> [Instructions for the task] Gather from the listing below each line that includes the word "values", and copy it.

> [Dataset]
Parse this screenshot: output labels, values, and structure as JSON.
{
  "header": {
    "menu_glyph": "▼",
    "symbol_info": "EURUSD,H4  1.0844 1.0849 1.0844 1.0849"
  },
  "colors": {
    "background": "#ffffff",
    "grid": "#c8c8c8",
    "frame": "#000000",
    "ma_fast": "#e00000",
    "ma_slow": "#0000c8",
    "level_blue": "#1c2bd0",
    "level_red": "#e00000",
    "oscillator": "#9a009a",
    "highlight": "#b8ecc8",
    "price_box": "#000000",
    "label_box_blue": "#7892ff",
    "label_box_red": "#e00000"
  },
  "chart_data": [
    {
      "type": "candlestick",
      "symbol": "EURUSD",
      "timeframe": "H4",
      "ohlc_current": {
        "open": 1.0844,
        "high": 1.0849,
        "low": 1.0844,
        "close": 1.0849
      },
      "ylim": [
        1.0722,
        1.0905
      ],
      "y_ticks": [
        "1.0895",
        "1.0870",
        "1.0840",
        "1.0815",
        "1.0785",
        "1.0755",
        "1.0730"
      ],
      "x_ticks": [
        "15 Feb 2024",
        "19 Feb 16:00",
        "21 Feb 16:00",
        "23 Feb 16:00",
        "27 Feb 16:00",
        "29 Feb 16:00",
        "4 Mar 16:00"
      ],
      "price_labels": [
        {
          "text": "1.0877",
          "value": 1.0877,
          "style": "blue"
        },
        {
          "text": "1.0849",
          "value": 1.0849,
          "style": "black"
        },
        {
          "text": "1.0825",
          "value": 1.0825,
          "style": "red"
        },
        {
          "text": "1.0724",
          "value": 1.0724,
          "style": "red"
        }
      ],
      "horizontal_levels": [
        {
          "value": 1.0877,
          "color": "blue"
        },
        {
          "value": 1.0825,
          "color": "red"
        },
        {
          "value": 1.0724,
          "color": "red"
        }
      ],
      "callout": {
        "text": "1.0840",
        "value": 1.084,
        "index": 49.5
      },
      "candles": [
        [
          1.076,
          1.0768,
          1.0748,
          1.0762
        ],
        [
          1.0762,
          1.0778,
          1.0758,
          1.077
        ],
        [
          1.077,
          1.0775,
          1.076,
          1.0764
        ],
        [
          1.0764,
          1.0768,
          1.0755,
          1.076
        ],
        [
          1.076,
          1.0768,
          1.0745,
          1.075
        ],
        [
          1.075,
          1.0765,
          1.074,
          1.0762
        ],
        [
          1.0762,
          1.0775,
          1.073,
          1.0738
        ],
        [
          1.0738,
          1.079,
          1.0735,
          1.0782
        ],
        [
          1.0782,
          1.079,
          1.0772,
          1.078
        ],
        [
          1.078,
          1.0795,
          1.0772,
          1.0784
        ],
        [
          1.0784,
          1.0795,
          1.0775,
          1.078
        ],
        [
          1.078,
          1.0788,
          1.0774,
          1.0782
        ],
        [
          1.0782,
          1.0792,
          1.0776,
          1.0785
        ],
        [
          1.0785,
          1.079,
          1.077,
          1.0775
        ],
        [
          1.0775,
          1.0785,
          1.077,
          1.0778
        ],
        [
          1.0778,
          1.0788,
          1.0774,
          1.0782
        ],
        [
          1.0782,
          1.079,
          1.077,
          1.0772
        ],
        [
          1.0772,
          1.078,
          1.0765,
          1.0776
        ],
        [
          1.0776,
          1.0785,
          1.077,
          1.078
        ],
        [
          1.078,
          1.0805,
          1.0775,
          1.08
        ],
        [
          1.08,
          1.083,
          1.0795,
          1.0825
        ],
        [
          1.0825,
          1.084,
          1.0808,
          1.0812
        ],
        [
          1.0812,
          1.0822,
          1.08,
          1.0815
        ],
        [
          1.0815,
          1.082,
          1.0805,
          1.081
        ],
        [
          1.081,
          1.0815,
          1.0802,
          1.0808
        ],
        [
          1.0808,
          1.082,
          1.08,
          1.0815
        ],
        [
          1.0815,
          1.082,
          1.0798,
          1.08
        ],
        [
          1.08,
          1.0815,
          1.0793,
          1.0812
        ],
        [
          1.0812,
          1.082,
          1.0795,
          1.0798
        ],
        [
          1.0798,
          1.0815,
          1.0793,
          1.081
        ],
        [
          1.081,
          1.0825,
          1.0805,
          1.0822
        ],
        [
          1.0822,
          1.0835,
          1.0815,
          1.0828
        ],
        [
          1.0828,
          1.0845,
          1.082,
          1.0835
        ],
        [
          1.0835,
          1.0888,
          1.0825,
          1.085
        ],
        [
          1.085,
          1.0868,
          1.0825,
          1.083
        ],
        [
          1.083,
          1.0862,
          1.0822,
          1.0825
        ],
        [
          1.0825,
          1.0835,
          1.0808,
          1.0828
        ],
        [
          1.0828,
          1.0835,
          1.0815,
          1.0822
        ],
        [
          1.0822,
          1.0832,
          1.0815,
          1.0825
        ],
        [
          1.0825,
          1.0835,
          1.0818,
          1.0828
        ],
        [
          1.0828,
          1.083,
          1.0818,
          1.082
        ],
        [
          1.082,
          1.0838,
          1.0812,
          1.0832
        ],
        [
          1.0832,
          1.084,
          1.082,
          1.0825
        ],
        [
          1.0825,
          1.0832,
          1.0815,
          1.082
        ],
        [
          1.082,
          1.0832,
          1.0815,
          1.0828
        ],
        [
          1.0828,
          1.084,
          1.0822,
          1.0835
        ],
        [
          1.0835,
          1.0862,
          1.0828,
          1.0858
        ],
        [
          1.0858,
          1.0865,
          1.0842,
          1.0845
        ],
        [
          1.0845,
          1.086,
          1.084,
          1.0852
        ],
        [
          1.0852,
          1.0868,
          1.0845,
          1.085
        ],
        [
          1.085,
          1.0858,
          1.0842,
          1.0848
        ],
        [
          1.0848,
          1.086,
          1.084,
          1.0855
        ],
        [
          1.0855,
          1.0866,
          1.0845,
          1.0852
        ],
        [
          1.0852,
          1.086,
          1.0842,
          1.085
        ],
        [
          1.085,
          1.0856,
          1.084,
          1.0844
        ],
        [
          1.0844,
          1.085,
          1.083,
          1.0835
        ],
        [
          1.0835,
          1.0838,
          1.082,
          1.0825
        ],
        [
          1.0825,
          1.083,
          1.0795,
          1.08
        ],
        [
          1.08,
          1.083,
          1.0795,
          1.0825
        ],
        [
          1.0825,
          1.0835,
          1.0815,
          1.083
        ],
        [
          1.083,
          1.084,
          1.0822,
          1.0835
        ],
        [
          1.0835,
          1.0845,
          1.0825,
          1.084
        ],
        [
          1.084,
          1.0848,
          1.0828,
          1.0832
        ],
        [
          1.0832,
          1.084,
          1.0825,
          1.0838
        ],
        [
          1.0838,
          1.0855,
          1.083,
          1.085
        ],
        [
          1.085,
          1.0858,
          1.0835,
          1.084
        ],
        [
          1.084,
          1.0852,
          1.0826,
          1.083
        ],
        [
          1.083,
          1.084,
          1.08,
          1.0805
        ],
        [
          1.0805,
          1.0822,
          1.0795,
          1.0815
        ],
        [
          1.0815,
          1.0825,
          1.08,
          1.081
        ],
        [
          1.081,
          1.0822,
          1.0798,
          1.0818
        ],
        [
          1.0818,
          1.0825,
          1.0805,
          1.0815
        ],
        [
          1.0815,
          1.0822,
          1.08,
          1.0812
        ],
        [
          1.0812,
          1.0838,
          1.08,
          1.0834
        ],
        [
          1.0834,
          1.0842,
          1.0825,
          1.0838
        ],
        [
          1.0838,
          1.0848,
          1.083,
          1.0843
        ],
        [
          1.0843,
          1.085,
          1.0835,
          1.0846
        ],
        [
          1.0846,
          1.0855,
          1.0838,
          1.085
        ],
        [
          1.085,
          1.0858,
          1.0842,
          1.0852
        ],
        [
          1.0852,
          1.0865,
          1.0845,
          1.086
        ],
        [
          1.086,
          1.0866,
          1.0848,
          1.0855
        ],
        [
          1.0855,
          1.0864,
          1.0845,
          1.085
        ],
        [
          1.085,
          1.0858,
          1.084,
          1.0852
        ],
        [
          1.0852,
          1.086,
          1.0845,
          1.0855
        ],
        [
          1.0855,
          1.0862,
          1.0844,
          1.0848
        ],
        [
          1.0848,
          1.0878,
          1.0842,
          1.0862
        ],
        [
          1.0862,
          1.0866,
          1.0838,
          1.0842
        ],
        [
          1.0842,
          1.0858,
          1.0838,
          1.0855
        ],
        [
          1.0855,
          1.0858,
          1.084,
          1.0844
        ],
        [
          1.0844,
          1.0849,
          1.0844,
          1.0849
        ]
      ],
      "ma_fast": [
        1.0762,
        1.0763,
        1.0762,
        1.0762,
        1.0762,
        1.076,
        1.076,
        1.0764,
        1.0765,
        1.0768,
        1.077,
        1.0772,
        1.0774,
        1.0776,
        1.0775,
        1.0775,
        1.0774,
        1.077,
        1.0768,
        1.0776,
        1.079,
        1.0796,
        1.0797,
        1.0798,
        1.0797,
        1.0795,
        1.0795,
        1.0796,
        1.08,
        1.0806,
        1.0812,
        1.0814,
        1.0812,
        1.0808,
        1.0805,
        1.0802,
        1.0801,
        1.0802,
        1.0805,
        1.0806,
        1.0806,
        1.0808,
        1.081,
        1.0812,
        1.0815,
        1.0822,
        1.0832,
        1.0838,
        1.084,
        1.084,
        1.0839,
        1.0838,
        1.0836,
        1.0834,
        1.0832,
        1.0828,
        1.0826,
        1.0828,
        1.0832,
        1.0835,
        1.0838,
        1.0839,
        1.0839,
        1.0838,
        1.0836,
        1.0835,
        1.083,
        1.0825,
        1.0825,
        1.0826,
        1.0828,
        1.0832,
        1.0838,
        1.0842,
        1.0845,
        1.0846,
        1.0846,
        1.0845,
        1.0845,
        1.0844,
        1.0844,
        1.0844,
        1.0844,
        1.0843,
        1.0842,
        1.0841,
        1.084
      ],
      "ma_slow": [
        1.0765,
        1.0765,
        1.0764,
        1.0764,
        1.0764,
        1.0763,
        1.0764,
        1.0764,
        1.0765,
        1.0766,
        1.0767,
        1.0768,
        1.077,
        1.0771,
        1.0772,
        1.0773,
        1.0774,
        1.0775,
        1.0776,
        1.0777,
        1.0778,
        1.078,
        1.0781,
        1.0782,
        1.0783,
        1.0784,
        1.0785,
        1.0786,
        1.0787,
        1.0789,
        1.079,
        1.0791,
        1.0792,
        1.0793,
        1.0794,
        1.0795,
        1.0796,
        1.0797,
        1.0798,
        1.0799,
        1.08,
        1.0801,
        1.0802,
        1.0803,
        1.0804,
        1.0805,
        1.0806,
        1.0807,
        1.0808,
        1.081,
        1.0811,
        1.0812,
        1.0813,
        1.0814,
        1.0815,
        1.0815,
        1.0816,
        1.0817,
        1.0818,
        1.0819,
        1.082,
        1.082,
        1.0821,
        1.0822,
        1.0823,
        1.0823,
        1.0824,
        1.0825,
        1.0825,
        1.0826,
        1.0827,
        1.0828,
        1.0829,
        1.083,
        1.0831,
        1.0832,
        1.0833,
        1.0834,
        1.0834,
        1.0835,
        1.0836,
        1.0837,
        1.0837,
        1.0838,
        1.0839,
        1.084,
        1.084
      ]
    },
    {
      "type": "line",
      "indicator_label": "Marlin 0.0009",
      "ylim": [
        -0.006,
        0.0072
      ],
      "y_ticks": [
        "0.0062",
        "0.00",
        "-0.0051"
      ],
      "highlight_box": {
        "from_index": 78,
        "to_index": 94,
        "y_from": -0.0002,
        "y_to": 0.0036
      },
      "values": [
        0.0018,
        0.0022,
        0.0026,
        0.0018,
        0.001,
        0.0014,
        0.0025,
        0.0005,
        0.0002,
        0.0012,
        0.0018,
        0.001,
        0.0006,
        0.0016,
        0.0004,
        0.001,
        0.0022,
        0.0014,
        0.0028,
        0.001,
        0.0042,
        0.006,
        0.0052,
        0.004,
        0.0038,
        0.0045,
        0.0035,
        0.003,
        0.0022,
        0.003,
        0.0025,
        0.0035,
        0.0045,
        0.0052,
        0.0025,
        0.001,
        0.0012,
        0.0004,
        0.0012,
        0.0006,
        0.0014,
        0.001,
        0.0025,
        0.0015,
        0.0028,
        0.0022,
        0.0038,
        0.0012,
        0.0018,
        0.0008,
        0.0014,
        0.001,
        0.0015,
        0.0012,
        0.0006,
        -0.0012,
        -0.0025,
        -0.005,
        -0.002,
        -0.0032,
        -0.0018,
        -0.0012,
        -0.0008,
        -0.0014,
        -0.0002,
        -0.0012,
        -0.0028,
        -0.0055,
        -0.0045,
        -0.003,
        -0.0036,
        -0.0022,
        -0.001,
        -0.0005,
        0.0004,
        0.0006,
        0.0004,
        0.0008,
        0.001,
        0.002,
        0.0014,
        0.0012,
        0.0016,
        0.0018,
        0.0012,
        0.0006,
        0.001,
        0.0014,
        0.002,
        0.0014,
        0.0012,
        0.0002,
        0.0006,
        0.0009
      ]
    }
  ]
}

> [Solution]
Parse this screenshot: output labels, values, and structure as JSON.
      "values": [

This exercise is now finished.